Items listed in a dataset:
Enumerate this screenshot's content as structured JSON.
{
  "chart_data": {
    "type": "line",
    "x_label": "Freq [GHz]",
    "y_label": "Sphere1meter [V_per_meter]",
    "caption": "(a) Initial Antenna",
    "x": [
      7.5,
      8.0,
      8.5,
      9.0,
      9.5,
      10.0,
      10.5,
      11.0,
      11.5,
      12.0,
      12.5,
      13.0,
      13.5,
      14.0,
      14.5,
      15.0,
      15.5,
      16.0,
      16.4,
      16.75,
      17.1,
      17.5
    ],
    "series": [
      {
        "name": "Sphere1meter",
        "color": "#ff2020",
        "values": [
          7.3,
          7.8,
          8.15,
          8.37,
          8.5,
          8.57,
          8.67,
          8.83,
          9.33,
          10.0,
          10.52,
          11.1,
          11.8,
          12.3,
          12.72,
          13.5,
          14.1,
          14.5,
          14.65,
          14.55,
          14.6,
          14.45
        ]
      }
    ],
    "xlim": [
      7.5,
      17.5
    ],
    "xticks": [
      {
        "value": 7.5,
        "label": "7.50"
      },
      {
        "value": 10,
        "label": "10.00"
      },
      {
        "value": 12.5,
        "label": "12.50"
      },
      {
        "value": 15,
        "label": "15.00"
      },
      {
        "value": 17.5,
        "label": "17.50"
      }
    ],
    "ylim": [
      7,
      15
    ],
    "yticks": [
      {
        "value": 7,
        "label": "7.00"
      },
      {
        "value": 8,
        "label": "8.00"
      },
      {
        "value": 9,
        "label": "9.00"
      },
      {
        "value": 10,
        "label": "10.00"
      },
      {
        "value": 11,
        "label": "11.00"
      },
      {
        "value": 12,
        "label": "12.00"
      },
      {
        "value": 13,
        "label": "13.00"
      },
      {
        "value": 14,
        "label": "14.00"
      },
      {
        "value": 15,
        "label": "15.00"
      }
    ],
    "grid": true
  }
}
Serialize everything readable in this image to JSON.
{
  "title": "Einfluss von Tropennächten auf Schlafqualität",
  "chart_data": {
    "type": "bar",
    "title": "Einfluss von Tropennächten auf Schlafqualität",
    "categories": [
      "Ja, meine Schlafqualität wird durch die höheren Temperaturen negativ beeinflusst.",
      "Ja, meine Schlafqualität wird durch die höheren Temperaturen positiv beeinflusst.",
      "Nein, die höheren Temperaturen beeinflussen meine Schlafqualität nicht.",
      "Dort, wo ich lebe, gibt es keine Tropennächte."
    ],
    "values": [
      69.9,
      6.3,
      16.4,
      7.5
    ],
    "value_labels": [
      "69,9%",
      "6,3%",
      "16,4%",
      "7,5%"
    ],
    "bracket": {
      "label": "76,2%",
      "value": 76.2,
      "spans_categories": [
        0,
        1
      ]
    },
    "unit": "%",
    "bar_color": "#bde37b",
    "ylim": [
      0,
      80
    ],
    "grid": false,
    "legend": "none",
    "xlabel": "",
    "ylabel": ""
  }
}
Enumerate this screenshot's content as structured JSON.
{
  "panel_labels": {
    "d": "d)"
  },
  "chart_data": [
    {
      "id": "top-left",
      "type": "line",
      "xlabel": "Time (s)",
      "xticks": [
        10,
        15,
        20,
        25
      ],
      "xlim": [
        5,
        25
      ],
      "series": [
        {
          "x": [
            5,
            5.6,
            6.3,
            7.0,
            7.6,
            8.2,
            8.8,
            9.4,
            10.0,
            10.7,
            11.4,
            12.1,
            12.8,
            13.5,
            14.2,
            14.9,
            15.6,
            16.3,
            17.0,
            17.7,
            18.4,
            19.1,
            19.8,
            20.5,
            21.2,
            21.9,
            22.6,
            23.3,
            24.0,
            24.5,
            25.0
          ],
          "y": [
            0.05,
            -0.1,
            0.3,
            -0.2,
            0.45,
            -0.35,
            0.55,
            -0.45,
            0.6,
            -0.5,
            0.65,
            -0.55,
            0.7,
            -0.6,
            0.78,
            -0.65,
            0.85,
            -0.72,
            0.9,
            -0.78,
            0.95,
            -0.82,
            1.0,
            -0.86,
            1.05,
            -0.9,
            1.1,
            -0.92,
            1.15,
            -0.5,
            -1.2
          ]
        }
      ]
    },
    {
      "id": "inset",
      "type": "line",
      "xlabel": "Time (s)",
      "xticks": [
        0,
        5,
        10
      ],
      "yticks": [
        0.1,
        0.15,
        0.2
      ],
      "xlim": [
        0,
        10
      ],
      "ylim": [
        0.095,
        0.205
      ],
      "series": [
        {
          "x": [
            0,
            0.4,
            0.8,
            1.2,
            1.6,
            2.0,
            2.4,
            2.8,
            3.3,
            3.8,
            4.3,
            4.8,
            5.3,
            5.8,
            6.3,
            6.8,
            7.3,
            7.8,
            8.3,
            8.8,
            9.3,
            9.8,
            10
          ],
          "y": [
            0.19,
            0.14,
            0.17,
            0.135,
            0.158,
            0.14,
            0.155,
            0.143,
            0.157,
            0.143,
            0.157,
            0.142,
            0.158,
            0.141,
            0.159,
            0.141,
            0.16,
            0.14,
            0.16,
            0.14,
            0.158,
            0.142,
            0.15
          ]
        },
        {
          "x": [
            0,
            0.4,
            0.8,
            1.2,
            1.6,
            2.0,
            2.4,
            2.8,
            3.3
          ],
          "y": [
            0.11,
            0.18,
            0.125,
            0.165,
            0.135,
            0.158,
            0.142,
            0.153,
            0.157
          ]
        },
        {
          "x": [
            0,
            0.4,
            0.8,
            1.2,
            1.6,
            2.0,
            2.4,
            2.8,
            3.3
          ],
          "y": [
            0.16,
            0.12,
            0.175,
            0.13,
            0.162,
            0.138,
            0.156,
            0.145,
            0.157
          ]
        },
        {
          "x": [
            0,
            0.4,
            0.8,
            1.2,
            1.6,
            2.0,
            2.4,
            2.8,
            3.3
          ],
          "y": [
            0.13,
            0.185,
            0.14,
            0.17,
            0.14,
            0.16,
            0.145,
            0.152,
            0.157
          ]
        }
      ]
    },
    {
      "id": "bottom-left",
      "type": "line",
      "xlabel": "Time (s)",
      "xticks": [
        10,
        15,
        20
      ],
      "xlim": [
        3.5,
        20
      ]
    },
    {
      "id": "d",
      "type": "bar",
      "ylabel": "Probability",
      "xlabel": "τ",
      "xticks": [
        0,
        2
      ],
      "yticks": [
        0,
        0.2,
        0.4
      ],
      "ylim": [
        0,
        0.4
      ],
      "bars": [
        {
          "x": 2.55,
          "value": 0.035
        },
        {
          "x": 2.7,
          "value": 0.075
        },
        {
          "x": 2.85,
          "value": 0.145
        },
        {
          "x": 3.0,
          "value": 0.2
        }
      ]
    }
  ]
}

#### [Your objective]
The listing above must be transcribed exactly, line by line.

#### [Completed task]
Enumerate this screenshot's content as structured JSON.
{
  "chart_data": {
    "type": "line",
    "x_label": "Freq [GHz]",
    "y_label": "Sphere1meter [V_per_meter]",
    "caption": "(a) Initial Antenna",
    "x": [
      7.5,
      8.0,
      8.5,
      9.0,
      9.5,
      10.0,
      10.5,
      11.0,
      11.5,
      12.0,
      12.5,
      13.0,
      13.5,
      14.0,
      14.5,
      15.0,
      15.5,
      16.0,
      16.4,
      16.75,
      17.1,
      17.5
    ],
    "series": [
      {
        "name": "Sphere1meter",
        "color": "#ff2020",
        "values": [
          7.3,
          7.8,
          8.15,
          8.37,
          8.5,
          8.57,
          8.67,
          8.83,
          9.33,
          10.0,
          10.52,
          11.1,
          11.8,
          12.3,
          12.72,
          13.5,
          14.1,
          14.5,
          14.65,
          14.55,
          14.6,
          14.45
        ]
      }
    ],
    "xlim": [
      7.5,
      17.5
    ],
    "xticks": [
      {
        "value": 7.5,
        "label": "7.50"
      },
      {
        "value": 10,
        "label": "10.00"
      },
      {
        "value": 12.5,
        "label": "12.50"
      },
      {
        "value": 15,
        "label": "15.00"
      },
      {
        "value": 17.5,
        "label": "17.50"
      }
    ],
    "ylim": [
      7,
      15
    ],
    "yticks": [
      {
        "value": 7,
        "label": "7.00"
      },
      {
        "value": 8,
        "label": "8.00"
      },
      {
        "value": 9,
        "label": "9.00"
      },
      {
        "value": 10,
        "label": "10.00"
      },
      {
        "value": 11,
        "label": "11.00"
      },
      {
        "value": 12,
        "label": "12.00"
      },
      {
        "value": 13,
        "label": "13.00"
      },
      {
        "value": 14,
        "label": "14.00"
      },
      {
        "value": 15,
        "label": "15.00"
      }
    ],
    "grid": true
  }
}
Serialize everything readable in this image to JSON.
{
  "title": "Einfluss von Tropennächten auf Schlafqualität",
  "chart_data": {
    "type": "bar",
    "title": "Einfluss von Tropennächten auf Schlafqualität",
    "categories": [
      "Ja, meine Schlafqualität wird durch die höheren Temperaturen negativ beeinflusst.",
      "Ja, meine Schlafqualität wird durch die höheren Temperaturen positiv beeinflusst.",
      "Nein, die höheren Temperaturen beeinflussen meine Schlafqualität nicht.",
      "Dort, wo ich lebe, gibt es keine Tropennächte."
    ],
    "values": [
      69.9,
      6.3,
      16.4,
      7.5
    ],
    "value_labels": [
      "69,9%",
      "6,3%",
      "16,4%",
      "7,5%"
    ],
    "bracket": {
      "label": "76,2%",
      "value": 76.2,
      "spans_categories": [
        0,
        1
      ]
    },
    "unit": "%",
    "bar_color": "#bde37b",
    "ylim": [
      0,
      80
    ],
    "grid": false,
    "legend": "none",
    "xlabel": "",
    "ylabel": ""
  }
}
Enumerate this screenshot's content as structured JSON.
{
  "panel_labels": {
    "d": "d)"
  },
  "chart_data": [
    {
      "id": "top-left",
      "type": "line",
      "xlabel": "Time (s)",
      "xticks": [
        10,
        15,
        20,
        25
      ],
      "xlim": [
        5,
        25
      ],
      "series": [
        {
          "x": [
            5,
            5.6,
            6.3,
            7.0,
            7.6,
            8.2,
            8.8,
            9.4,
            10.0,
            10.7,
            11.4,
            12.1,
            12.8,
            13.5,
            14.2,
            14.9,
            15.6,
            16.3,
            17.0,
            17.7,
            18.4,
            19.1,
            19.8,
            20.5,
            21.2,
            21.9,
            22.6,
            23.3,
            24.0,
            24.5,
            25.0
          ],
          "y": [
            0.05,
            -0.1,
            0.3,
            -0.2,
            0.45,
            -0.35,
            0.55,
            -0.45,
            0.6,
            -0.5,
            0.65,
            -0.55,
            0.7,
            -0.6,
            0.78,
            -0.65,
            0.85,
            -0.72,
            0.9,
            -0.78,
            0.95,
            -0.82,
            1.0,
            -0.86,
            1.05,
            -0.9,
            1.1,
            -0.92,
            1.15,
            -0.5,
            -1.2
          ]
        }
      ]
    },
    {
      "id": "inset",
      "type": "line",
      "xlabel": "Time (s)",
      "xticks": [
        0,
        5,
        10
      ],
      "yticks": [
        0.1,
        0.15,
        0.2
      ],
      "xlim": [
        0,
        10
      ],
      "ylim": [
        0.095,
        0.205
      ],
      "series": [
        {
          "x": [
            0,
            0.4,
            0.8,
            1.2,
            1.6,
            2.0,
            2.4,
            2.8,
            3.3,
            3.8,
            4.3,
            4.8,
            5.3,
            5.8,
            6.3,
            6.8,
            7.3,
            7.8,
            8.3,
            8.8,
            9.3,
            9.8,
            10
          ],
          "y": [
            0.19,
            0.14,
            0.17,
            0.135,
            0.158,
            0.14,
            0.155,
            0.143,
            0.157,
            0.143,
            0.157,
            0.142,
            0.158,
            0.141,
            0.159,
            0.141,
            0.16,
            0.14,
            0.16,
            0.14,
            0.158,
            0.142,
            0.15
          ]
        },
        {
          "x": [
            0,
            0.4,
            0.8,
            1.2,
            1.6,
            2.0,
            2.4,
            2.8,
            3.3
          ],
          "y": [
            0.11,
            0.18,
            0.125,
            0.165,
            0.135,
            0.158,
            0.142,
            0.153,
            0.157
          ]
        },
        {
          "x": [
            0,
            0.4,
            0.8,
            1.2,
            1.6,
            2.0,
            2.4,
            2.8,
            3.3
          ],
          "y": [
            0.16,
            0.12,
            0.175,
            0.13,
            0.162,
            0.138,
            0.156,
            0.145,
            0.157
          ]
        },
        {
          "x": [
            0,
            0.4,
            0.8,
            1.2,
            1.6,
            2.0,
            2.4,
            2.8,
            3.3
          ],
          "y": [
            0.13,
            0.185,
            0.14,
            0.17,
            0.14,
            0.16,
            0.145,
            0.152,
            0.157
          ]
        }
      ]
    },
    {
      "id": "bottom-left",
      "type": "line",
      "xlabel": "Time (s)",
      "xticks": [
        10,
        15,
        20
      ],
      "xlim": [
        3.5,
        20
      ]
    },
    {
      "id": "d",
      "type": "bar",
      "ylabel": "Probability",
      "xlabel": "τ",
      "xticks": [
        0,
        2
      ],
      "yticks": [
        0,
        0.2,
        0.4
      ],
      "ylim": [
        0,
        0.4
      ],
      "bars": [
        {
          "x": 2.55,
          "value": 0.035
        },
        {
          "x": 2.7,
          "value": 0.075
        },
        {
          "x": 2.85,
          "value": 0.145
        },
        {
          "x": 3.0,
          "value": 0.2
        }
      ]
    }
  ]
}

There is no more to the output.